> **GIVEN EXERCISE**: Count lines holding the string "параллелограмма" in the data that follows. Reply with one number only.

> **MATERIAL FOR THE TASK**:
________

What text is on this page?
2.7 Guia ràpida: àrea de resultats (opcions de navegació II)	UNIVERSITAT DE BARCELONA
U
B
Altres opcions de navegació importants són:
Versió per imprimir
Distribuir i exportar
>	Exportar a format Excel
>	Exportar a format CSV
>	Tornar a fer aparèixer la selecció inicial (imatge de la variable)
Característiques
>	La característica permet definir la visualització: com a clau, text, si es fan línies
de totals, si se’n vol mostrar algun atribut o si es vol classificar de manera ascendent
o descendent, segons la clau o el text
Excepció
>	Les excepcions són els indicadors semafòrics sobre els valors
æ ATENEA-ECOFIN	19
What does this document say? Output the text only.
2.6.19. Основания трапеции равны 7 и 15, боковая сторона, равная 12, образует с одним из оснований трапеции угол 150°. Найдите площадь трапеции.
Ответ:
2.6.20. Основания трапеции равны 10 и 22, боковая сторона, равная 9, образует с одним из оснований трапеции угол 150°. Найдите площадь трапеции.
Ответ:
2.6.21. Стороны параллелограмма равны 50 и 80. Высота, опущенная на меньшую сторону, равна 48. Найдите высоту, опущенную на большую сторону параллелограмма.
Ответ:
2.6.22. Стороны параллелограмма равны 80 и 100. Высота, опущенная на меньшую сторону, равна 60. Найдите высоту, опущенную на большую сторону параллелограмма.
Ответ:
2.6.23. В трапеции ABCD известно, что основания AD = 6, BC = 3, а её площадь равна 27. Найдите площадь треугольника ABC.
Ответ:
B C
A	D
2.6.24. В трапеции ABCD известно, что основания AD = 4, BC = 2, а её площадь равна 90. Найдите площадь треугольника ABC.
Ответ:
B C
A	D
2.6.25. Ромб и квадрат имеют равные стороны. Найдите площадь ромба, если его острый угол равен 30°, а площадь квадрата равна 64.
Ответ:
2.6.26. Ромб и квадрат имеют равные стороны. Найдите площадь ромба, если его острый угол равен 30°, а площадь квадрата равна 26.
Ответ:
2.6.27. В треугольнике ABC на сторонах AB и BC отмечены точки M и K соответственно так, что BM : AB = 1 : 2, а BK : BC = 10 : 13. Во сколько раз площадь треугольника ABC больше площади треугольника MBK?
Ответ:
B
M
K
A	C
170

________

> **SOLVED PROBLEM**: 2